* start *
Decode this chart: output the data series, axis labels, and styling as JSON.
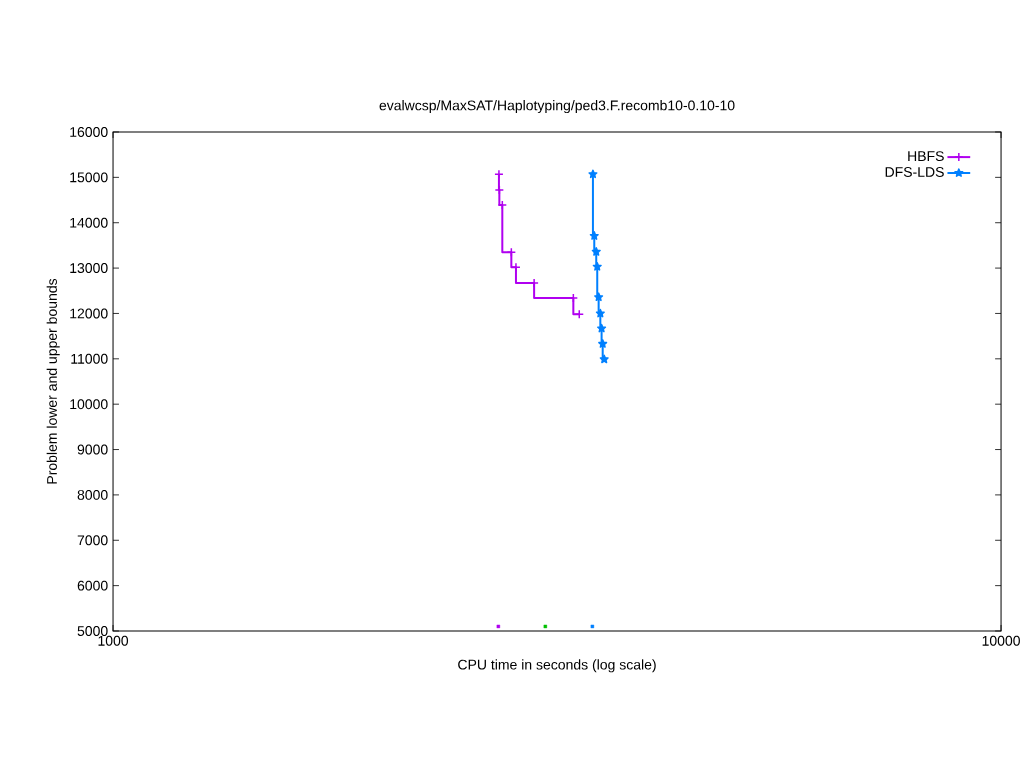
{
  "chart_data": {
    "type": "step",
    "title": "evalwcsp/MaxSAT/Haplotyping/ped3.F.recomb10-0.10-10",
    "xlabel": "CPU time in seconds (log scale)",
    "ylabel": "Problem lower and upper bounds",
    "log": "x",
    "xlim": [
      1000,
      10000
    ],
    "xticks": [
      1000,
      10000
    ],
    "ylim": [
      5000,
      16000
    ],
    "yticks": [
      5000,
      6000,
      7000,
      8000,
      9000,
      10000,
      11000,
      12000,
      13000,
      14000,
      15000,
      16000
    ],
    "legend": "top right",
    "grid": false,
    "series": [
      {
        "name": "HBFS",
        "color": "#b000f0",
        "marker": "cross",
        "x": [
          2720,
          2723,
          2744,
          2809,
          2843,
          2980,
          3299,
          3350
        ],
        "values": [
          15070,
          14720,
          14390,
          13350,
          13020,
          12670,
          12340,
          11980
        ]
      },
      {
        "name": "DFS-LDS",
        "color": "#0080ff",
        "marker": "star",
        "x": [
          3471,
          3483,
          3501,
          3510,
          3523,
          3538,
          3550,
          3560,
          3574
        ],
        "values": [
          15070,
          13710,
          13360,
          13030,
          12360,
          12000,
          11670,
          11330,
          10990
        ]
      },
      {
        "type": "scatter",
        "color": "#b000f0",
        "marker": "square",
        "x": [
          2716
        ],
        "values": [
          5100
        ]
      },
      {
        "type": "scatter",
        "color": "#00c000",
        "marker": "square",
        "x": [
          3068
        ],
        "values": [
          5100
        ]
      },
      {
        "type": "scatter",
        "color": "#0080ff",
        "marker": "square",
        "x": [
          3466
        ],
        "values": [
          5100
        ]
      }
    ]
  }
}
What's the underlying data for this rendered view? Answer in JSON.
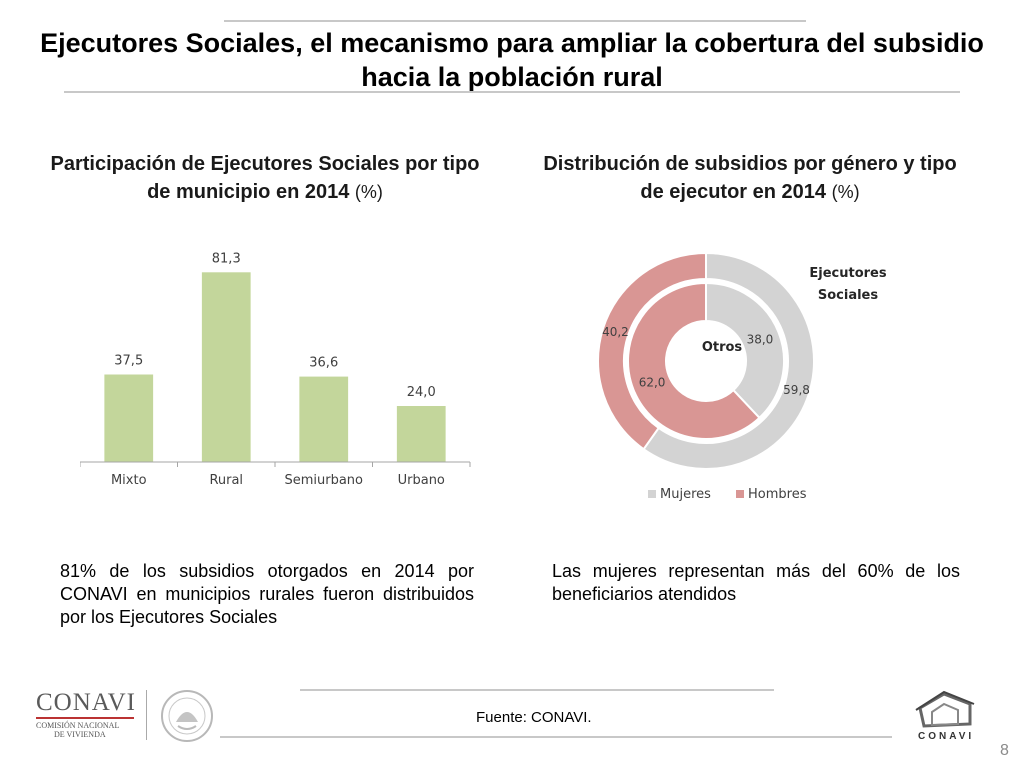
* end *
Omit the pictures, then quote the rest of the material above exactly.

Decode this chart: output the data series, axis labels, and styling as JSON.
{
  "chart_data": {
    "type": "step",
    "title": "evalwcsp/MaxSAT/Haplotyping/ped3.F.recomb10-0.10-10",
    "xlabel": "CPU time in seconds (log scale)",
    "ylabel": "Problem lower and upper bounds",
    "log": "x",
    "xlim": [
      1000,
      10000
    ],
    "xticks": [
      1000,
      10000
    ],
    "ylim": [
      5000,
      16000
    ],
    "yticks": [
      5000,
      6000,
      7000,
      8000,
      9000,
      10000,
      11000,
      12000,
      13000,
      14000,
      15000,
      16000
    ],
    "legend": "top right",
    "grid": false,
    "series": [
      {
        "name": "HBFS",
        "color": "#b000f0",
        "marker": "cross",
        "x": [
          2720,
          2723,
          2744,
          2809,
          2843,
          2980,
          3299,
          3350
        ],
        "values": [
          15070,
          14720,
          14390,
          13350,
          13020,
          12670,
          12340,
          11980
        ]
      },
      {
        "name": "DFS-LDS",
        "color": "#0080ff",
        "marker": "star",
        "x": [
          3471,
          3483,
          3501,
          3510,
          3523,
          3538,
          3550,
          3560,
          3574
        ],
        "values": [
          15070,
          13710,
          13360,
          13030,
          12360,
          12000,
          11670,
          11330,
          10990
        ]
      },
      {
        "type": "scatter",
        "color": "#b000f0",
        "marker": "square",
        "x": [
          2716
        ],
        "values": [
          5100
        ]
      },
      {
        "type": "scatter",
        "color": "#00c000",
        "marker": "square",
        "x": [
          3068
        ],
        "values": [
          5100
        ]
      },
      {
        "type": "scatter",
        "color": "#0080ff",
        "marker": "square",
        "x": [
          3466
        ],
        "values": [
          5100
        ]
      }
    ]
  }
}
What's the underlying data for this rendered view? Answer in JSON.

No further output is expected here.